- Problem details
Write every line of the material out exactly as shown.

- Dataset rows

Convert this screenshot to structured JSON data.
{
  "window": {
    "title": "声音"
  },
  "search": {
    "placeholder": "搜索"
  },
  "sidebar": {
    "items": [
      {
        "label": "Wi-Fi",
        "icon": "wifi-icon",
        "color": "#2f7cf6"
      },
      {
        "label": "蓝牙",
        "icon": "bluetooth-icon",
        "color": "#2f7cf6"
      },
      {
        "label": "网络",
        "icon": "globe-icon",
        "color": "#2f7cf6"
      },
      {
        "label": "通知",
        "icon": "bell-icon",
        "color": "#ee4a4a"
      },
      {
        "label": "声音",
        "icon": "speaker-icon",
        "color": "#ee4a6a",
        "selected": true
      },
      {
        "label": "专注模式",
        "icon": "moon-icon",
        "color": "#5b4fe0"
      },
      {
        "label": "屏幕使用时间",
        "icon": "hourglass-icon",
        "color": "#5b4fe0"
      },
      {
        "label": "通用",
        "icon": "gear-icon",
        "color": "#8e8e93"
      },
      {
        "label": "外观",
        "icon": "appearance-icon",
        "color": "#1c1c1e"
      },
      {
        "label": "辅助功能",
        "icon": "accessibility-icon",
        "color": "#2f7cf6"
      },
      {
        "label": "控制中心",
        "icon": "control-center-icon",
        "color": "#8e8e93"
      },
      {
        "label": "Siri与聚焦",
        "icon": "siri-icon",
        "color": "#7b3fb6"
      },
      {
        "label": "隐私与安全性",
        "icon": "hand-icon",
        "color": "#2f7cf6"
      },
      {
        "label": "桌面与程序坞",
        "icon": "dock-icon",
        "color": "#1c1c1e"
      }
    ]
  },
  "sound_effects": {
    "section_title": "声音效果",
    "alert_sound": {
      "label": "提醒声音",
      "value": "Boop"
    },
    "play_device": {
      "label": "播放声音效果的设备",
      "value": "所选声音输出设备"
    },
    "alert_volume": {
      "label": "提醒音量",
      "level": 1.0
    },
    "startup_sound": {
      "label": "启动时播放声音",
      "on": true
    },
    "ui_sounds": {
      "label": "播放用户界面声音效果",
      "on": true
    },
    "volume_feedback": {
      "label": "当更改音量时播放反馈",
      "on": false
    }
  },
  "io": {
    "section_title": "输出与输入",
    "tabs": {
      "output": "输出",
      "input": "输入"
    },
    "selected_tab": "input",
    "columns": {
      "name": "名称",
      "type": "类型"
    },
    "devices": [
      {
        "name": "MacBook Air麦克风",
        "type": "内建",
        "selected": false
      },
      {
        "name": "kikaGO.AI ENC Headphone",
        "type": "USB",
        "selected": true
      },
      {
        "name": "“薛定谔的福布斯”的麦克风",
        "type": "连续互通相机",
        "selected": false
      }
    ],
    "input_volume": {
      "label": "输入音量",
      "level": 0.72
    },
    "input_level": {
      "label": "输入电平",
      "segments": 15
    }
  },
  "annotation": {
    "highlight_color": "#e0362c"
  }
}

- The solution
Convert this screenshot to structured JSON data.
{
  "window": {
    "title": "声音"
  },
  "search": {
    "placeholder": "搜索"
  },
  "sidebar": {
    "items": [
      {
        "label": "Wi-Fi",
        "icon": "wifi-icon",
        "color": "#2f7cf6"
      },
      {
        "label": "蓝牙",
        "icon": "bluetooth-icon",
        "color": "#2f7cf6"
      },
      {
        "label": "网络",
        "icon": "globe-icon",
        "color": "#2f7cf6"
      },
      {
        "label": "通知",
        "icon": "bell-icon",
        "color": "#ee4a4a"
      },
      {
        "label": "声音",
        "icon": "speaker-icon",
        "color": "#ee4a6a",
        "selected": true
      },
      {
        "label": "专注模式",
        "icon": "moon-icon",
        "color": "#5b4fe0"
      },
      {
        "label": "屏幕使用时间",
        "icon": "hourglass-icon",
        "color": "#5b4fe0"
      },
      {
        "label": "通用",
        "icon": "gear-icon",
        "color": "#8e8e93"
      },
      {
        "label": "外观",
        "icon": "appearance-icon",
        "color": "#1c1c1e"
      },
      {
        "label": "辅助功能",
        "icon": "accessibility-icon",
        "color": "#2f7cf6"
      },
      {
        "label": "控制中心",
        "icon": "control-center-icon",
        "color": "#8e8e93"
      },
      {
        "label": "Siri与聚焦",
        "icon": "siri-icon",
        "color": "#7b3fb6"
      },
      {
        "label": "隐私与安全性",
        "icon": "hand-icon",
        "color": "#2f7cf6"
      },
      {
        "label": "桌面与程序坞",
        "icon": "dock-icon",
        "color": "#1c1c1e"
      }
    ]
  },
  "sound_effects": {
    "section_title": "声音效果",
    "alert_sound": {
      "label": "提醒声音",
      "value": "Boop"
    },
    "play_device": {
      "label": "播放声音效果的设备",
      "value": "所选声音输出设备"
    },
    "alert_volume": {
      "label": "提醒音量",
      "level": 1.0
    },
    "startup_sound": {
      "label": "启动时播放声音",
      "on": true
    },
    "ui_sounds": {
      "label": "播放用户界面声音效果",
      "on": true
    },
    "volume_feedback": {
      "label": "当更改音量时播放反馈",
      "on": false
    }
  },
  "io": {
    "section_title": "输出与输入",
    "tabs": {
      "output": "输出",
      "input": "输入"
    },
    "selected_tab": "input",
    "columns": {
      "name": "名称",
      "type": "类型"
    },
    "devices": [
      {
        "name": "MacBook Air麦克风",
        "type": "内建",
        "selected": false
      },
      {
        "name": "kikaGO.AI ENC Headphone",
        "type": "USB",
        "selected": true
      },
      {
        "name": "“薛定谔的福布斯”的麦克风",
        "type": "连续互通相机",
        "selected": false
      }
    ],
    "input_volume": {
      "label": "输入音量",
      "level": 0.72
    },
    "input_level": {
      "label": "输入电平",
      "segments": 15
    }
  },
  "annotation": {
    "highlight_color": "#e0362c"
  }
}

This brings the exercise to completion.